___ Supplied data
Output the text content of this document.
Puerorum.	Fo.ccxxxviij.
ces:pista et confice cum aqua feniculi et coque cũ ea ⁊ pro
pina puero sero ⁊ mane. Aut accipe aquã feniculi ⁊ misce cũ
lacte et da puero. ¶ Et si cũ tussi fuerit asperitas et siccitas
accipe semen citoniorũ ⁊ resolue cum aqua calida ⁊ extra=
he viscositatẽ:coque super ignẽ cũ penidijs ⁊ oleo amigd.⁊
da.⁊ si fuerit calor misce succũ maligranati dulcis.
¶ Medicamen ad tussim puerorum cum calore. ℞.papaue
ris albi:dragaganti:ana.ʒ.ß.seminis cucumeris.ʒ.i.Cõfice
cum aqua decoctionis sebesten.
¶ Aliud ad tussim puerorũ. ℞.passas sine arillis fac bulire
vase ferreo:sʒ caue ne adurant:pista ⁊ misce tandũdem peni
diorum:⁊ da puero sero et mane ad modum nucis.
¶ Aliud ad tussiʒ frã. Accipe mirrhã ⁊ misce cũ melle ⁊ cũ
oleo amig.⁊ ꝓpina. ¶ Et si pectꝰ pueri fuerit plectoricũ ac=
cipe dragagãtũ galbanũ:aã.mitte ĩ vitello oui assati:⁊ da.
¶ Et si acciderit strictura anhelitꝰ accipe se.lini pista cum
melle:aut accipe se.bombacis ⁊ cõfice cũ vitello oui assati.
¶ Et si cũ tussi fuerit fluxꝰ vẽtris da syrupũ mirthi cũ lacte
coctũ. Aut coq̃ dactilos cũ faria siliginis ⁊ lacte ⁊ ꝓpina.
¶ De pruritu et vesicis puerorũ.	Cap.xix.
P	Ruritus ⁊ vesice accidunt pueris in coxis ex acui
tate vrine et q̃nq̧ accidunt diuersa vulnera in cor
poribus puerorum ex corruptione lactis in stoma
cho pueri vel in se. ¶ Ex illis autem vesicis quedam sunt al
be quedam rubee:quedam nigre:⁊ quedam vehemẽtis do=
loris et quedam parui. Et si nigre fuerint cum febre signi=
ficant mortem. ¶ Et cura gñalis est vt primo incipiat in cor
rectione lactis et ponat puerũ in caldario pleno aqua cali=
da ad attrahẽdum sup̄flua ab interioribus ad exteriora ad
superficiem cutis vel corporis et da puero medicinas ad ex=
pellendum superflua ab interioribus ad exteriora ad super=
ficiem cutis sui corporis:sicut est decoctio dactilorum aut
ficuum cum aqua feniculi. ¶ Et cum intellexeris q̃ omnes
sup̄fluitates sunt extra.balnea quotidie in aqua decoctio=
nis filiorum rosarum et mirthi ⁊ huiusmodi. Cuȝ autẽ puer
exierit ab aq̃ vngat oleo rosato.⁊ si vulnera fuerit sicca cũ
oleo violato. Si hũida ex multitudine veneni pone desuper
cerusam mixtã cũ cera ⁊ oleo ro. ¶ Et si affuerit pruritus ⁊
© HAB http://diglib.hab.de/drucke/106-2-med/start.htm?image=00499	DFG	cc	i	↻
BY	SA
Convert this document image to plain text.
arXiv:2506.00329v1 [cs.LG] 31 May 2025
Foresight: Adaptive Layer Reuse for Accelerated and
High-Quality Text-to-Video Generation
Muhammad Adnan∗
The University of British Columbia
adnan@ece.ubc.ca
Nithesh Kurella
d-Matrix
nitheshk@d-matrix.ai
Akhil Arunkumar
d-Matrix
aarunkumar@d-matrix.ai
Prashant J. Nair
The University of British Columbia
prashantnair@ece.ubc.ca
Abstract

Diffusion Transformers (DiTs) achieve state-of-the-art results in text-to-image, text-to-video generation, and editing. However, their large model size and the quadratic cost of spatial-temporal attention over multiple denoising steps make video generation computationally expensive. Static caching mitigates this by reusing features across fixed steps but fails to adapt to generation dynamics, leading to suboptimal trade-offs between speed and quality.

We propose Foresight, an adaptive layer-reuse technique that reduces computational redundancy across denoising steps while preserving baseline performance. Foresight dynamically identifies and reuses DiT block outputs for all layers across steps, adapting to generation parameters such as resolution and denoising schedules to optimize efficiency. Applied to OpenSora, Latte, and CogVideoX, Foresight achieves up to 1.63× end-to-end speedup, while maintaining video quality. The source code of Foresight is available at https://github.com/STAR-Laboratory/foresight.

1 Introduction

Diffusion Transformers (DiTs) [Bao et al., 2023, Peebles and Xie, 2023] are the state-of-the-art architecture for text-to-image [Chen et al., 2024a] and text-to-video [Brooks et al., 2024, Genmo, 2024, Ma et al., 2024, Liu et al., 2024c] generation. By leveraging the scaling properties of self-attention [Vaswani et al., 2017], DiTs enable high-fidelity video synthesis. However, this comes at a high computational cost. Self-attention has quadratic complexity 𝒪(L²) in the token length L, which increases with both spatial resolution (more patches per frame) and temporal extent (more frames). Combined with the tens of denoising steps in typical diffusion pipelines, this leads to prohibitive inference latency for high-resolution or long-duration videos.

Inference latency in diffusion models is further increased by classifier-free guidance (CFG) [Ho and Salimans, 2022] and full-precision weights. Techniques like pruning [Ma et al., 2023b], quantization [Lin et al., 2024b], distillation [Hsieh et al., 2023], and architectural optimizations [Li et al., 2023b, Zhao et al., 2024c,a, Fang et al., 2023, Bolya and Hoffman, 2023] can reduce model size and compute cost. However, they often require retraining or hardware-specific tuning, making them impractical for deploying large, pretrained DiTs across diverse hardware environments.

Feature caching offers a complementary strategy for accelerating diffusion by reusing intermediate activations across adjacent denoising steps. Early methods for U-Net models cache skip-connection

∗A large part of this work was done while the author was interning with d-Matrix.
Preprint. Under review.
______
- Problem description:
Transcribe all of the lines in the records precisely.

- Final result:
Output the text content of this document.
Puerorum.	Fo.ccxxxviij.
ces:pista et confice cum aqua feniculi et coque cũ ea ⁊ pro
pina puero sero ⁊ mane. Aut accipe aquã feniculi ⁊ misce cũ
lacte et da puero. ¶ Et si cũ tussi fuerit asperitas et siccitas
accipe semen citoniorũ ⁊ resolue cum aqua calida ⁊ extra=
he viscositatẽ:coque super ignẽ cũ penidijs ⁊ oleo amigd.⁊
da.⁊ si fuerit calor misce succũ maligranati dulcis.
¶ Medicamen ad tussim puerorum cum calore. ℞.papaue
ris albi:dragaganti:ana.ʒ.ß.seminis cucumeris.ʒ.i.Cõfice
cum aqua decoctionis sebesten.
¶ Aliud ad tussim puerorũ. ℞.passas sine arillis fac bulire
vase ferreo:sʒ caue ne adurant:pista ⁊ misce tandũdem peni
diorum:⁊ da puero sero et mane ad modum nucis.
¶ Aliud ad tussiʒ frã. Accipe mirrhã ⁊ misce cũ melle ⁊ cũ
oleo amig.⁊ ꝓpina. ¶ Et si pectꝰ pueri fuerit plectoricũ ac=
cipe dragagãtũ galbanũ:aã.mitte ĩ vitello oui assati:⁊ da.
¶ Et si acciderit strictura anhelitꝰ accipe se.lini pista cum
melle:aut accipe se.bombacis ⁊ cõfice cũ vitello oui assati.
¶ Et si cũ tussi fuerit fluxꝰ vẽtris da syrupũ mirthi cũ lacte
coctũ. Aut coq̃ dactilos cũ faria siliginis ⁊ lacte ⁊ ꝓpina.
¶ De pruritu et vesicis puerorũ.	Cap.xix.
P	Ruritus ⁊ vesice accidunt pueris in coxis ex acui
tate vrine et q̃nq̧ accidunt diuersa vulnera in cor
poribus puerorum ex corruptione lactis in stoma
cho pueri vel in se. ¶ Ex illis autem vesicis quedam sunt al
be quedam rubee:quedam nigre:⁊ quedam vehemẽtis do=
loris et quedam parui. Et si nigre fuerint cum febre signi=
ficant mortem. ¶ Et cura gñalis est vt primo incipiat in cor
rectione lactis et ponat puerũ in caldario pleno aqua cali=
da ad attrahẽdum sup̄flua ab interioribus ad exteriora ad
superficiem cutis vel corporis et da puero medicinas ad ex=
pellendum superflua ab interioribus ad exteriora ad super=
ficiem cutis sui corporis:sicut est decoctio dactilorum aut
ficuum cum aqua feniculi. ¶ Et cum intellexeris q̃ omnes
sup̄fluitates sunt extra.balnea quotidie in aqua decoctio=
nis filiorum rosarum et mirthi ⁊ huiusmodi. Cuȝ autẽ puer
exierit ab aq̃ vngat oleo rosato.⁊ si vulnera fuerit sicca cũ
oleo violato. Si hũida ex multitudine veneni pone desuper
cerusam mixtã cũ cera ⁊ oleo ro. ¶ Et si affuerit pruritus ⁊
© HAB http://diglib.hab.de/drucke/106-2-med/start.htm?image=00499	DFG	cc	i	↻
BY	SA
Convert this document image to plain text.
arXiv:2506.00329v1 [cs.LG] 31 May 2025
Foresight: Adaptive Layer Reuse for Accelerated and
High-Quality Text-to-Video Generation
Muhammad Adnan∗
The University of British Columbia
adnan@ece.ubc.ca
Nithesh Kurella
d-Matrix
nitheshk@d-matrix.ai
Akhil Arunkumar
d-Matrix
aarunkumar@d-matrix.ai
Prashant J. Nair
The University of British Columbia
prashantnair@ece.ubc.ca
Abstract

Diffusion Transformers (DiTs) achieve state-of-the-art results in text-to-image, text-to-video generation, and editing. However, their large model size and the quadratic cost of spatial-temporal attention over multiple denoising steps make video generation computationally expensive. Static caching mitigates this by reusing features across fixed steps but fails to adapt to generation dynamics, leading to suboptimal trade-offs between speed and quality.

We propose Foresight, an adaptive layer-reuse technique that reduces computational redundancy across denoising steps while preserving baseline performance. Foresight dynamically identifies and reuses DiT block outputs for all layers across steps, adapting to generation parameters such as resolution and denoising schedules to optimize efficiency. Applied to OpenSora, Latte, and CogVideoX, Foresight achieves up to 1.63× end-to-end speedup, while maintaining video quality. The source code of Foresight is available at https://github.com/STAR-Laboratory/foresight.

1 Introduction

Diffusion Transformers (DiTs) [Bao et al., 2023, Peebles and Xie, 2023] are the state-of-the-art architecture for text-to-image [Chen et al., 2024a] and text-to-video [Brooks et al., 2024, Genmo, 2024, Ma et al., 2024, Liu et al., 2024c] generation. By leveraging the scaling properties of self-attention [Vaswani et al., 2017], DiTs enable high-fidelity video synthesis. However, this comes at a high computational cost. Self-attention has quadratic complexity 𝒪(L²) in the token length L, which increases with both spatial resolution (more patches per frame) and temporal extent (more frames). Combined with the tens of denoising steps in typical diffusion pipelines, this leads to prohibitive inference latency for high-resolution or long-duration videos.

Inference latency in diffusion models is further increased by classifier-free guidance (CFG) [Ho and Salimans, 2022] and full-precision weights. Techniques like pruning [Ma et al., 2023b], quantization [Lin et al., 2024b], distillation [Hsieh et al., 2023], and architectural optimizations [Li et al., 2023b, Zhao et al., 2024c,a, Fang et al., 2023, Bolya and Hoffman, 2023] can reduce model size and compute cost. However, they often require retraining or hardware-specific tuning, making them impractical for deploying large, pretrained DiTs across diverse hardware environments.

Feature caching offers a complementary strategy for accelerating diffusion by reusing intermediate activations across adjacent denoising steps. Early methods for U-Net models cache skip-connection

∗A large part of this work was done while the author was interning with d-Matrix.
Preprint. Under review.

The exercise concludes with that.